***** Items *****

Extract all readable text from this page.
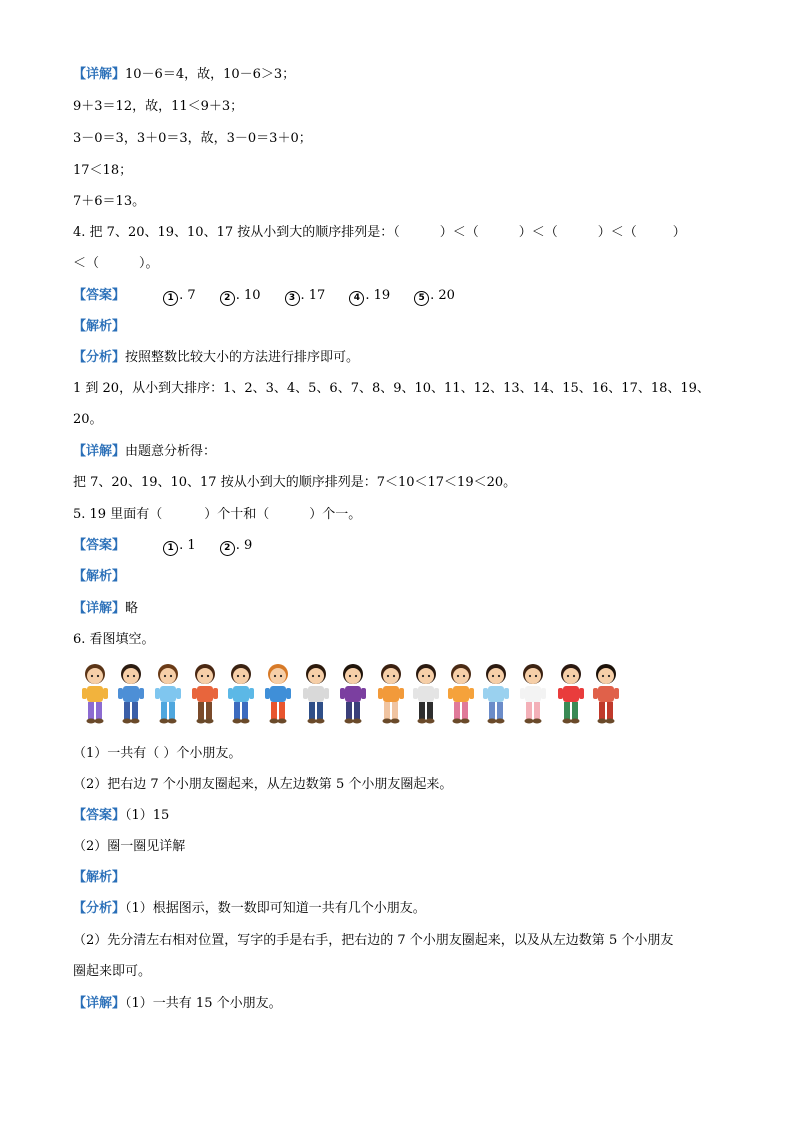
【详解】10－6＝4，故，10－6＞3；
9＋3＝12，故，11＜9＋3；
3－0＝3，3＋0＝3，故，3－0＝3＋0；
17＜18；
7＋6＝13。
4. 把 7、20、19、10、17 按从小到大的顺序排列是：（	）＜（	）＜（	）＜（	）
＜（	）。
【答案】	1 . 7	2 . 10	3 . 17	4 . 19	5 . 20
【解析】
【分析】按照整数比较大小的方法进行排序即可。
1 到 20，从小到大排序：1、2、3、4、5、6、7、8、9、10、11、12、13、14、15、16、17、18、19、
20。
【详解】由题意分析得：
把 7、20、19、10、17 按从小到大的顺序排列是：7＜10＜17＜19＜20。
5. 19 里面有（	）个十和（	）个一。
【答案】	1 . 1	2 . 9
【解析】
【详解】略
6. 看图填空。
（1）一共有（ ）个小朋友。
（2）把右边 7 个小朋友圈起来，从左边数第 5 个小朋友圈起来。
【答案】（1）15
（2）圈一圈见详解
【解析】
【分析】（1）根据图示，数一数即可知道一共有几个小朋友。
（2）先分清左右相对位置，写字的手是右手，把右边的 7 个小朋友圈起来，以及从左边数第 5 个小朋友
圈起来即可。
【详解】（1）一共有 15 个小朋友。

*****

Omit every picture, and otherwise quote the entries exactly.

» Task output:
Extract all readable text from this page.
【详解】10－6＝4，故，10－6＞3；
9＋3＝12，故，11＜9＋3；
3－0＝3，3＋0＝3，故，3－0＝3＋0；
17＜18；
7＋6＝13。
4. 把 7、20、19、10、17 按从小到大的顺序排列是：（	）＜（	）＜（	）＜（	）
＜（	）。
【答案】	1 . 7	2 . 10	3 . 17	4 . 19	5 . 20
【解析】
【分析】按照整数比较大小的方法进行排序即可。
1 到 20，从小到大排序：1、2、3、4、5、6、7、8、9、10、11、12、13、14、15、16、17、18、19、
20。
【详解】由题意分析得：
把 7、20、19、10、17 按从小到大的顺序排列是：7＜10＜17＜19＜20。
5. 19 里面有（	）个十和（	）个一。
【答案】	1 . 1	2 . 9
【解析】
【详解】略
6. 看图填空。
（1）一共有（ ）个小朋友。
（2）把右边 7 个小朋友圈起来，从左边数第 5 个小朋友圈起来。
【答案】（1）15
（2）圈一圈见详解
【解析】
【分析】（1）根据图示，数一数即可知道一共有几个小朋友。
（2）先分清左右相对位置，写字的手是右手，把右边的 7 个小朋友圈起来，以及从左边数第 5 个小朋友
圈起来即可。
【详解】（1）一共有 15 个小朋友。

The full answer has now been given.